The task
Print out the material that follows word for word.

Available records

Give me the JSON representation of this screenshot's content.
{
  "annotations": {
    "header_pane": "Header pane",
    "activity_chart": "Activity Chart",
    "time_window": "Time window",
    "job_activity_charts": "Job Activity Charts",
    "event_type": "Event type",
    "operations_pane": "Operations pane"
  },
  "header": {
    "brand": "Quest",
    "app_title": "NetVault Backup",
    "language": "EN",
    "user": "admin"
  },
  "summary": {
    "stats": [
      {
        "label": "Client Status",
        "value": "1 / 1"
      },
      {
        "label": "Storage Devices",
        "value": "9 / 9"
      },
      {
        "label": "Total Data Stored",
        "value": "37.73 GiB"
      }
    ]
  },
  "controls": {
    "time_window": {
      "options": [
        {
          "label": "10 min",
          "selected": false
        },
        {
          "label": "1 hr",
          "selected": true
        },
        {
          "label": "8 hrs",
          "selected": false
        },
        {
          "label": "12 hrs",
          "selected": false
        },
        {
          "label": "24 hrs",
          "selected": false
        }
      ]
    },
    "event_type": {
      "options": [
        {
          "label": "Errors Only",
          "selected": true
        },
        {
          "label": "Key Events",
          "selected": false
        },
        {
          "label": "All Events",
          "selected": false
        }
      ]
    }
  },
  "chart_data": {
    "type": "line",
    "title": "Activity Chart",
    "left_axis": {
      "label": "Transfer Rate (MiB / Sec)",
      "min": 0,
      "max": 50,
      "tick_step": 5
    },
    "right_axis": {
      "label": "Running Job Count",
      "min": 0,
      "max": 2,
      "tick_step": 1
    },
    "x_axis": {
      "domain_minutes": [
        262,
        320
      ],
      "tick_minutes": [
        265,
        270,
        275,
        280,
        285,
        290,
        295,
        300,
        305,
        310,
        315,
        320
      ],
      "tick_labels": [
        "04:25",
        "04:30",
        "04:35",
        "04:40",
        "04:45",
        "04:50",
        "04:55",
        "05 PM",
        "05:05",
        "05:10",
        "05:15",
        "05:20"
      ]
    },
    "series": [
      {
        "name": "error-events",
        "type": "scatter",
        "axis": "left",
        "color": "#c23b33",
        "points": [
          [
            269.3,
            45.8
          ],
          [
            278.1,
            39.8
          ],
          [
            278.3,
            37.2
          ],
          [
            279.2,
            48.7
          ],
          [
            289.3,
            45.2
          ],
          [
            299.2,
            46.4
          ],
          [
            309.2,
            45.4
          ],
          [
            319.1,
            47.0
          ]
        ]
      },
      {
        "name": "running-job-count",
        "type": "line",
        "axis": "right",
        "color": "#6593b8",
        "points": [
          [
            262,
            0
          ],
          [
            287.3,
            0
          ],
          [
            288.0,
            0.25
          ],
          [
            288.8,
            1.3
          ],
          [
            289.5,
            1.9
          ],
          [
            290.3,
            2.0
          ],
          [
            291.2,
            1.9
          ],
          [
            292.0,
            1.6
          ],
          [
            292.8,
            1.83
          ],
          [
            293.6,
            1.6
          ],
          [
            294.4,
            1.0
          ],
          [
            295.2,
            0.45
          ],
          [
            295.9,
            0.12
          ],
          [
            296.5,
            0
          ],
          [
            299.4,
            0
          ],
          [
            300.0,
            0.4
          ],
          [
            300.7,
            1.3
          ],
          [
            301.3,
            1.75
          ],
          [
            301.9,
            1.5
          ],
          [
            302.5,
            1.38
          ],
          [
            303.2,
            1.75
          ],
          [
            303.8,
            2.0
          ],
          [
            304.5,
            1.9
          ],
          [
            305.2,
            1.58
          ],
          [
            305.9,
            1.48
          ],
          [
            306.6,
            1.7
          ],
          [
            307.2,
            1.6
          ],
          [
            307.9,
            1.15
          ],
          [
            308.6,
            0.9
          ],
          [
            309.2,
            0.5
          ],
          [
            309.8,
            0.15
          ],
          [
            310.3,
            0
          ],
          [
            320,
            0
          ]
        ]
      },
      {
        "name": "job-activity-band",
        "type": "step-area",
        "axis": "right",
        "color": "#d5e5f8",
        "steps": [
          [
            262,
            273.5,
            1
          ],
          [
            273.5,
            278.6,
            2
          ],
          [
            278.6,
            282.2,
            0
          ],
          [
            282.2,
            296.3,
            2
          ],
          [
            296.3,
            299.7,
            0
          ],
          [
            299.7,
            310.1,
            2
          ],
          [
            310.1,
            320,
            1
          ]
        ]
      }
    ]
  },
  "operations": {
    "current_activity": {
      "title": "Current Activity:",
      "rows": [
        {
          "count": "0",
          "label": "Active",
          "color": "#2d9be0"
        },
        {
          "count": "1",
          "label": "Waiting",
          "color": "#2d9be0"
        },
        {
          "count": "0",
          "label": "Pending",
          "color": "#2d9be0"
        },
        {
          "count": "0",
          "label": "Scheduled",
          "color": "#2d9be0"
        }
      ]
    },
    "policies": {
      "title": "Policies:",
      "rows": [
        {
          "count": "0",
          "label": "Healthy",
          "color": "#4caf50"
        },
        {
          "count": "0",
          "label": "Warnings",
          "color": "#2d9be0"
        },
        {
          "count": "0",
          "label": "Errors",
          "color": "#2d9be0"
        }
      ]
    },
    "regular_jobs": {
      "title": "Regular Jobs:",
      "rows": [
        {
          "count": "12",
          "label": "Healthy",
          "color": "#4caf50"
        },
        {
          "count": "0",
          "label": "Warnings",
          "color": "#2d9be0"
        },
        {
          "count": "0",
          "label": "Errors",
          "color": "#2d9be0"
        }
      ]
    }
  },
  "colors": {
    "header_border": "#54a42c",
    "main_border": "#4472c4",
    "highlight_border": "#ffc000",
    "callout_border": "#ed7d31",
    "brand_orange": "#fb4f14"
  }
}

Answer to this exercise
Give me the JSON representation of this screenshot's content.
{
  "annotations": {
    "header_pane": "Header pane",
    "activity_chart": "Activity Chart",
    "time_window": "Time window",
    "job_activity_charts": "Job Activity Charts",
    "event_type": "Event type",
    "operations_pane": "Operations pane"
  },
  "header": {
    "brand": "Quest",
    "app_title": "NetVault Backup",
    "language": "EN",
    "user": "admin"
  },
  "summary": {
    "stats": [
      {
        "label": "Client Status",
        "value": "1 / 1"
      },
      {
        "label": "Storage Devices",
        "value": "9 / 9"
      },
      {
        "label": "Total Data Stored",
        "value": "37.73 GiB"
      }
    ]
  },
  "controls": {
    "time_window": {
      "options": [
        {
          "label": "10 min",
          "selected": false
        },
        {
          "label": "1 hr",
          "selected": true
        },
        {
          "label": "8 hrs",
          "selected": false
        },
        {
          "label": "12 hrs",
          "selected": false
        },
        {
          "label": "24 hrs",
          "selected": false
        }
      ]
    },
    "event_type": {
      "options": [
        {
          "label": "Errors Only",
          "selected": true
        },
        {
          "label": "Key Events",
          "selected": false
        },
        {
          "label": "All Events",
          "selected": false
        }
      ]
    }
  },
  "chart_data": {
    "type": "line",
    "title": "Activity Chart",
    "left_axis": {
      "label": "Transfer Rate (MiB / Sec)",
      "min": 0,
      "max": 50,
      "tick_step": 5
    },
    "right_axis": {
      "label": "Running Job Count",
      "min": 0,
      "max": 2,
      "tick_step": 1
    },
    "x_axis": {
      "domain_minutes": [
        262,
        320
      ],
      "tick_minutes": [
        265,
        270,
        275,
        280,
        285,
        290,
        295,
        300,
        305,
        310,
        315,
        320
      ],
      "tick_labels": [
        "04:25",
        "04:30",
        "04:35",
        "04:40",
        "04:45",
        "04:50",
        "04:55",
        "05 PM",
        "05:05",
        "05:10",
        "05:15",
        "05:20"
      ]
    },
    "series": [
      {
        "name": "error-events",
        "type": "scatter",
        "axis": "left",
        "color": "#c23b33",
        "points": [
          [
            269.3,
            45.8
          ],
          [
            278.1,
            39.8
          ],
          [
            278.3,
            37.2
          ],
          [
            279.2,
            48.7
          ],
          [
            289.3,
            45.2
          ],
          [
            299.2,
            46.4
          ],
          [
            309.2,
            45.4
          ],
          [
            319.1,
            47.0
          ]
        ]
      },
      {
        "name": "running-job-count",
        "type": "line",
        "axis": "right",
        "color": "#6593b8",
        "points": [
          [
            262,
            0
          ],
          [
            287.3,
            0
          ],
          [
            288.0,
            0.25
          ],
          [
            288.8,
            1.3
          ],
          [
            289.5,
            1.9
          ],
          [
            290.3,
            2.0
          ],
          [
            291.2,
            1.9
          ],
          [
            292.0,
            1.6
          ],
          [
            292.8,
            1.83
          ],
          [
            293.6,
            1.6
          ],
          [
            294.4,
            1.0
          ],
          [
            295.2,
            0.45
          ],
          [
            295.9,
            0.12
          ],
          [
            296.5,
            0
          ],
          [
            299.4,
            0
          ],
          [
            300.0,
            0.4
          ],
          [
            300.7,
            1.3
          ],
          [
            301.3,
            1.75
          ],
          [
            301.9,
            1.5
          ],
          [
            302.5,
            1.38
          ],
          [
            303.2,
            1.75
          ],
          [
            303.8,
            2.0
          ],
          [
            304.5,
            1.9
          ],
          [
            305.2,
            1.58
          ],
          [
            305.9,
            1.48
          ],
          [
            306.6,
            1.7
          ],
          [
            307.2,
            1.6
          ],
          [
            307.9,
            1.15
          ],
          [
            308.6,
            0.9
          ],
          [
            309.2,
            0.5
          ],
          [
            309.8,
            0.15
          ],
          [
            310.3,
            0
          ],
          [
            320,
            0
          ]
        ]
      },
      {
        "name": "job-activity-band",
        "type": "step-area",
        "axis": "right",
        "color": "#d5e5f8",
        "steps": [
          [
            262,
            273.5,
            1
          ],
          [
            273.5,
            278.6,
            2
          ],
          [
            278.6,
            282.2,
            0
          ],
          [
            282.2,
            296.3,
            2
          ],
          [
            296.3,
            299.7,
            0
          ],
          [
            299.7,
            310.1,
            2
          ],
          [
            310.1,
            320,
            1
          ]
        ]
      }
    ]
  },
  "operations": {
    "current_activity": {
      "title": "Current Activity:",
      "rows": [
        {
          "count": "0",
          "label": "Active",
          "color": "#2d9be0"
        },
        {
          "count": "1",
          "label": "Waiting",
          "color": "#2d9be0"
        },
        {
          "count": "0",
          "label": "Pending",
          "color": "#2d9be0"
        },
        {
          "count": "0",
          "label": "Scheduled",
          "color": "#2d9be0"
        }
      ]
    },
    "policies": {
      "title": "Policies:",
      "rows": [
        {
          "count": "0",
          "label": "Healthy",
          "color": "#4caf50"
        },
        {
          "count": "0",
          "label": "Warnings",
          "color": "#2d9be0"
        },
        {
          "count": "0",
          "label": "Errors",
          "color": "#2d9be0"
        }
      ]
    },
    "regular_jobs": {
      "title": "Regular Jobs:",
      "rows": [
        {
          "count": "12",
          "label": "Healthy",
          "color": "#4caf50"
        },
        {
          "count": "0",
          "label": "Warnings",
          "color": "#2d9be0"
        },
        {
          "count": "0",
          "label": "Errors",
          "color": "#2d9be0"
        }
      ]
    }
  },
  "colors": {
    "header_border": "#54a42c",
    "main_border": "#4472c4",
    "highlight_border": "#ffc000",
    "callout_border": "#ed7d31",
    "brand_orange": "#fb4f14"
  }
}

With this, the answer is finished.